%%
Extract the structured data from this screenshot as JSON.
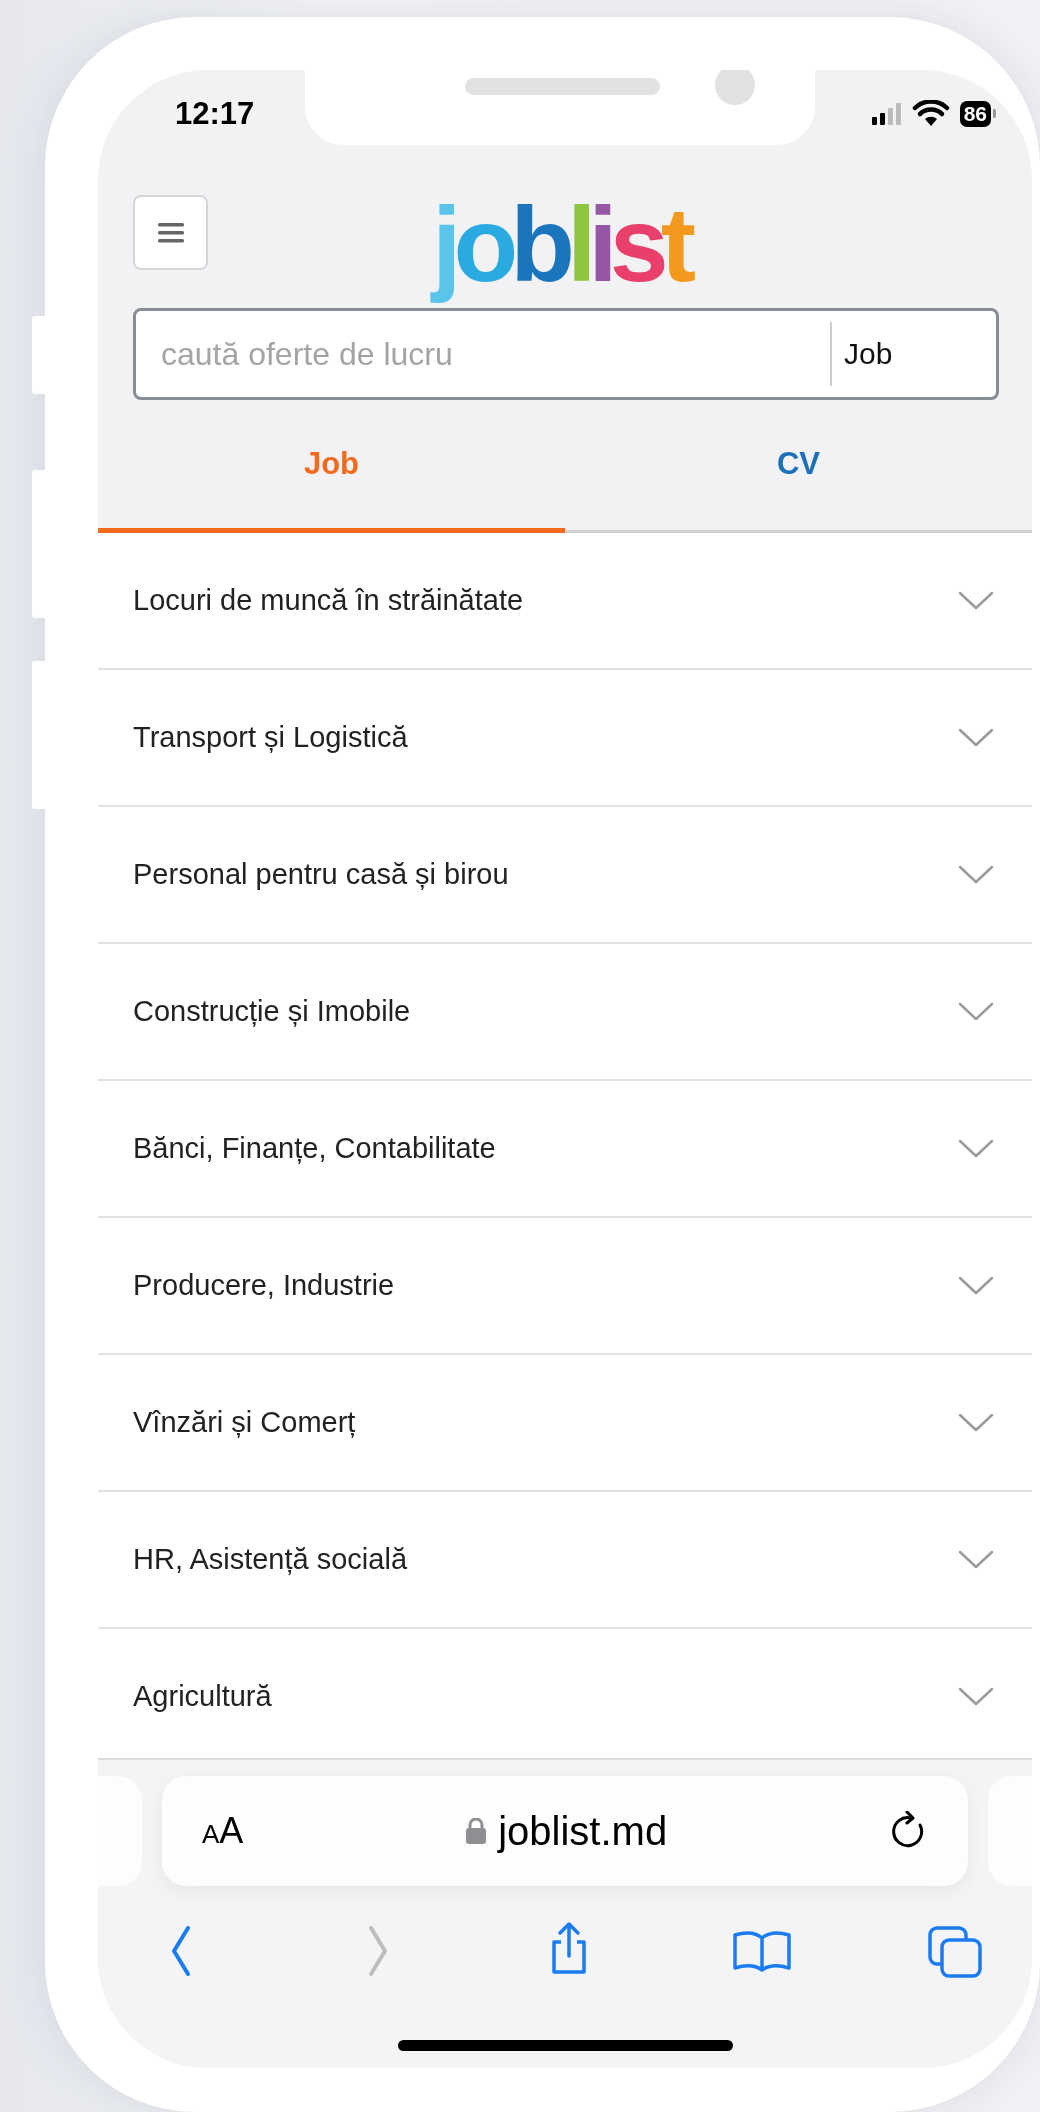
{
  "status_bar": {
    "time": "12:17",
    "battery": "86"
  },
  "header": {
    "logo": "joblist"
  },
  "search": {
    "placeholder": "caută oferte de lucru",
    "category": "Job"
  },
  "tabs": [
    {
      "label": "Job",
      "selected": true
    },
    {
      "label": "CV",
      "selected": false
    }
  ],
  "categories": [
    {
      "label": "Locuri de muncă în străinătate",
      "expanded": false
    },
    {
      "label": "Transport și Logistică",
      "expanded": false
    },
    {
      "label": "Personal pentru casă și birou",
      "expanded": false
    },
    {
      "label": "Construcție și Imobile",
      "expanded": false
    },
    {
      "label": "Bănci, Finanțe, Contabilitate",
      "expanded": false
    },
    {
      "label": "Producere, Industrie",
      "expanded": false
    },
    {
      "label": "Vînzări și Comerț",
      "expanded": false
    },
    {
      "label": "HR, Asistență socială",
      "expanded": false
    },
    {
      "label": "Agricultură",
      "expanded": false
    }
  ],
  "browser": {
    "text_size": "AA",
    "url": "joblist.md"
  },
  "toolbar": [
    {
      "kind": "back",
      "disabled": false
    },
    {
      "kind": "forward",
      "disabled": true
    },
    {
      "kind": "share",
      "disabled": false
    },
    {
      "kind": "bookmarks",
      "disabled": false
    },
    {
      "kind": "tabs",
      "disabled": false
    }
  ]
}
%%
WORK INSTRUCTIONS
Reproduce the listing word for word and omit its pictures.

OUTPUT BELOW
Extract the structured data from this screenshot as JSON.
{
  "status_bar": {
    "time": "12:17",
    "battery": "86"
  },
  "header": {
    "logo": "joblist"
  },
  "search": {
    "placeholder": "caută oferte de lucru",
    "category": "Job"
  },
  "tabs": [
    {
      "label": "Job",
      "selected": true
    },
    {
      "label": "CV",
      "selected": false
    }
  ],
  "categories": [
    {
      "label": "Locuri de muncă în străinătate",
      "expanded": false
    },
    {
      "label": "Transport și Logistică",
      "expanded": false
    },
    {
      "label": "Personal pentru casă și birou",
      "expanded": false
    },
    {
      "label": "Construcție și Imobile",
      "expanded": false
    },
    {
      "label": "Bănci, Finanțe, Contabilitate",
      "expanded": false
    },
    {
      "label": "Producere, Industrie",
      "expanded": false
    },
    {
      "label": "Vînzări și Comerț",
      "expanded": false
    },
    {
      "label": "HR, Asistență socială",
      "expanded": false
    },
    {
      "label": "Agricultură",
      "expanded": false
    }
  ],
  "browser": {
    "text_size": "AA",
    "url": "joblist.md"
  },
  "toolbar": [
    {
      "kind": "back",
      "disabled": false
    },
    {
      "kind": "forward",
      "disabled": true
    },
    {
      "kind": "share",
      "disabled": false
    },
    {
      "kind": "bookmarks",
      "disabled": false
    },
    {
      "kind": "tabs",
      "disabled": false
    }
  ]
}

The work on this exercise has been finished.